GIVEN REQUEST 1: From the R tutorial on analyzing news quotes, list the corpus-analytic tools it names for use once a selection is converted to a term-document matrix.
GIVEN REQUEST 2: Write the next part of the R tutorial on analyzing news quotes, starting after its final code line.

EXTRACT TO READ:
--- BEGIN ---

Now, if we assert that a quote is 'about' a topic if the loading is at least .5, we can calculate topic use per source using acast
, again from reshape2
:
quotes = quotes[quotes$value > 0.5, ]
round(acast(quotes, topic ~ subject, length), digits = 2)
## hamas israel palest
## X1 1 174 0
## X2 0 136 15
## X3 0 49 2
## X4 26 11 127
## X5 23 69 48
## X6 19 75 1
## X7 10 51 1
## X8 7 74 5
## X9 22 14 5
## X10 84 63 6
So, we can see some clear patterns. Israel prefers to talk about its goals (2: stopping the rockets) but is also forced to talk about its combat actions, especially topic 7 which includes shelling schools and houses. Hamas talks mostly about the blockade (10), whlie other Palestinian sources talk about the killing of civilians (1) but also about topic 7.
Of course, this is only one of many possible analyses. For example,
we could also look at predicates rather than quotes:
what kind of actions are performed by Israel and Hamas?
Also, it would be interesting to compare American news with news from Muslim countries, to see if the framing differs between sources.
The good news is that all these analyses can be performed using the tools discussed in this and the previous session:
after running amcat.gettokens
, you have normal R data frame which list the tokens, and this data frame can be analysed and manipulated like a normal R data frame.
Selections of the frame can be converted to a term-document matrix, after which corpus-analytic tools like frequency analysis, topic modeling, or machine learning using e.g. RTextTools.
As a final interesting topic, let's do a simple semantic network analysis based on the clauses. To do this, first add actors for American and European politics:
t3$eu = grepl("euro.*", t3$lemma, ignore.case = T)
t3$us = grepl("america.*|congress.*|obama", t3$lemma, ignore.case = T)

--- END ---

RECORD EXTRACTS:
--- BEGIN ---

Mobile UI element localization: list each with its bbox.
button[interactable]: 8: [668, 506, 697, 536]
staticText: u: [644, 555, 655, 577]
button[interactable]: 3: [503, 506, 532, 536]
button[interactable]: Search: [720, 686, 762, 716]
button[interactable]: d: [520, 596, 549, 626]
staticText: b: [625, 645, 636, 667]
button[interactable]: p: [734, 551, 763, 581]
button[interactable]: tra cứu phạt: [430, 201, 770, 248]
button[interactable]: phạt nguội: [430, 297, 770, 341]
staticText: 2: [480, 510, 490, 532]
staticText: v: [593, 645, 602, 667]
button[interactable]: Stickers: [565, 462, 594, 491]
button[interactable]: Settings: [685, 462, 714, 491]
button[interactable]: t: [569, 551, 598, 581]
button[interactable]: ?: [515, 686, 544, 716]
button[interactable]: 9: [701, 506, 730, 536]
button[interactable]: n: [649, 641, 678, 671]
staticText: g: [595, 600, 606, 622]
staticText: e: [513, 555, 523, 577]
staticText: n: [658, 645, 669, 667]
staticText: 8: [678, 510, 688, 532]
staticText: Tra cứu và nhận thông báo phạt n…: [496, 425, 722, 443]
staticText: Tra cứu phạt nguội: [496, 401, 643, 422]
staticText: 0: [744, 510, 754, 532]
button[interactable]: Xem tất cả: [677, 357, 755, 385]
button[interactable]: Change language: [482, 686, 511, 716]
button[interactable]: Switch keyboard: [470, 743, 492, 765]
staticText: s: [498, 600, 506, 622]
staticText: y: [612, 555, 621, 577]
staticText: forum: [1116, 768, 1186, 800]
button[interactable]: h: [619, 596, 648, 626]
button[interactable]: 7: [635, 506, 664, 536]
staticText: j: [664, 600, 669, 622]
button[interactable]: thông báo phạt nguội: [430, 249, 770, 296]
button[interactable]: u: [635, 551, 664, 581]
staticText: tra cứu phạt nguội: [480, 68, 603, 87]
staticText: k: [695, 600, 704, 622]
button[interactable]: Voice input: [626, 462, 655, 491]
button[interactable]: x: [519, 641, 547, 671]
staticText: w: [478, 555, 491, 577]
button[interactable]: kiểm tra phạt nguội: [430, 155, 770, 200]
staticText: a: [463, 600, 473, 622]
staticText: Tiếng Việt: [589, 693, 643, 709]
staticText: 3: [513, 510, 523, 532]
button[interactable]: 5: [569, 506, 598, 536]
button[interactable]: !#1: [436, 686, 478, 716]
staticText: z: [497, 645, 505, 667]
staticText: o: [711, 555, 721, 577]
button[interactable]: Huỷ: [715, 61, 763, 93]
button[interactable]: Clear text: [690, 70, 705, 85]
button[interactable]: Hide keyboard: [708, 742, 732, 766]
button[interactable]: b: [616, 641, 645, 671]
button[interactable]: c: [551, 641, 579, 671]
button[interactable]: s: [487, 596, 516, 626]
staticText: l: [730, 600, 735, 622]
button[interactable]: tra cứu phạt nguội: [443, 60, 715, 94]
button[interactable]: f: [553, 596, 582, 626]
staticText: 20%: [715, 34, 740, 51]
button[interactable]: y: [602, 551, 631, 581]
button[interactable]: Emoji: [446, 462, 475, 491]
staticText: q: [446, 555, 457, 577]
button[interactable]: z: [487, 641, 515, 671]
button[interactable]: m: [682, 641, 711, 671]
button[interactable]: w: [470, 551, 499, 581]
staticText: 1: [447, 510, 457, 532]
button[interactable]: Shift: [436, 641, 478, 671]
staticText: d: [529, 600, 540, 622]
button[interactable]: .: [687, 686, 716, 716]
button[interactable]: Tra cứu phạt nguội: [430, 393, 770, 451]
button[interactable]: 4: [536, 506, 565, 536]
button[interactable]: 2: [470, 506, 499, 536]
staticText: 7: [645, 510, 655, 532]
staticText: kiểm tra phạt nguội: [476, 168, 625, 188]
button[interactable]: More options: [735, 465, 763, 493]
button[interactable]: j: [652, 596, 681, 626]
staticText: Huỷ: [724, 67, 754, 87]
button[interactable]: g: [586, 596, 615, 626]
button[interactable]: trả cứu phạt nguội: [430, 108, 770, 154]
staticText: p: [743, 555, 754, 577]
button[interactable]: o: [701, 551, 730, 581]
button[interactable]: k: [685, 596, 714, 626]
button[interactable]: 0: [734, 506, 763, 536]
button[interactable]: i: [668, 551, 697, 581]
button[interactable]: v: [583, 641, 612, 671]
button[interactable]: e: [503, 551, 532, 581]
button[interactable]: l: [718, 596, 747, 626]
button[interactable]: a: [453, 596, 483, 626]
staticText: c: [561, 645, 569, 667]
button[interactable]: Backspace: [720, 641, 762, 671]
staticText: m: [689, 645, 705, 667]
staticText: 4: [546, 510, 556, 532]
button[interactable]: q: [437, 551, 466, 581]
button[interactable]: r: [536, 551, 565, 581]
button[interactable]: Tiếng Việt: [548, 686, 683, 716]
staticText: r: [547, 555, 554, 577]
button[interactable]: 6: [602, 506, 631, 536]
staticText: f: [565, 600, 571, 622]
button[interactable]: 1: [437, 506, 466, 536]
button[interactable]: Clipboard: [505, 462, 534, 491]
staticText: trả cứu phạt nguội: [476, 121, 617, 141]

--- END ---

OUTPUT 1: frequency analysis, topic modeling, machine learning

OUTPUT 2:
Now, let's select only those tokens that occur in a clause and contain an actor, and convert (melt) that to long format, asking for the actor per clause and role:
clauses = t3[!is.na(t3$clause_id) & (t3$israel | t3$palest | t3$hamas | t3$eu |
t3$us), ]
b = melt(clauses, id.vars = c("clause_id", "clause_role"), measure.vars = c("israel",
"palest", "hamas", "eu", "us"), variable.name = "actor")
head(b)
## clause_id clause_role actor value
## 1 2 predicate israel TRUE
## 2 2 predicate israel TRUE
## 3 9 subject israel TRUE
## 4 9 predicate israel TRUE
## 5 11 predicate israel FALSE
## 6 12 predicate israel TRUE
This lists all clause-role-actor combinations, including those that did not occur (value=FALSE
).
So, we filter on b$value
(which is equivalent to b$value == TRUE
).
Also, we apply unique to make sure a clause is not counted twice if two words matched the same actor
(e.g. clause 2, which contained two Israel words in the predicate):
b = unique(b[b$value == TRUE, ])
head(b)
## clause_id clause_role actor value
## 1 2 predicate israel TRUE
## 3 9 subject israel TRUE
## 4 9 predicate israel TRUE
## 6 12 predicate israel TRUE
## 7 16 predicate israel TRUE
## 9 18 predicate israel TRUE
Now, we can make an 'edge list' by matching the predicates and subjects on clause_id:
predicates = b[b$clause_role == "predicate", c("clause_id", "actor")]
subjects = b[b$clause_role == "subject", c("clause_id", "actor")]
edges = merge(subjects, predicates, by = "clause_id")
head(edges)
## clause_id actor.x actor.y
## 1 9 israel israel
## 2 29 israel palest
## 3 33 hamas israel
## 4 47 israel israel
## 5 48 palest us
## 6 91 israel israel
This list gives each subject (x) and predicate (y) combination in each clause.
To keep it simple, lets say we only care about how often an actor 'does something' to another actor,
so we aggregate by subject and predicate, and simply count the amount of clauses (using length
):
edgecounts = aggregate(list(n = edges$clause_id), by = edges[c("actor.x", "actor.y")],
FUN = length)
head(edgecounts)
## actor.x actor.y n
## 1 israel israel 1728
## 2 palest israel 1191
## 3 hamas israel 3440
## 4 eu israel 120
## 5 us israel 595
## 6 israel palest 1892
Now, we can use the igraph
package to plot the graph, e.g. ploting all edges occurring more than 500 times:
library("igraph")
g = graph.data.frame(edgecounts[edgecounts$n > 500, ], directed = T)
plot(g)
So, (unsurprisingly) Israel and Hamas act on each other and both act on Palestinians, while the US acts only on Israel. Europe does not occur (probably because of the naive search string).
Let's now have a look at the verbs in the US 'actions' towards Israel.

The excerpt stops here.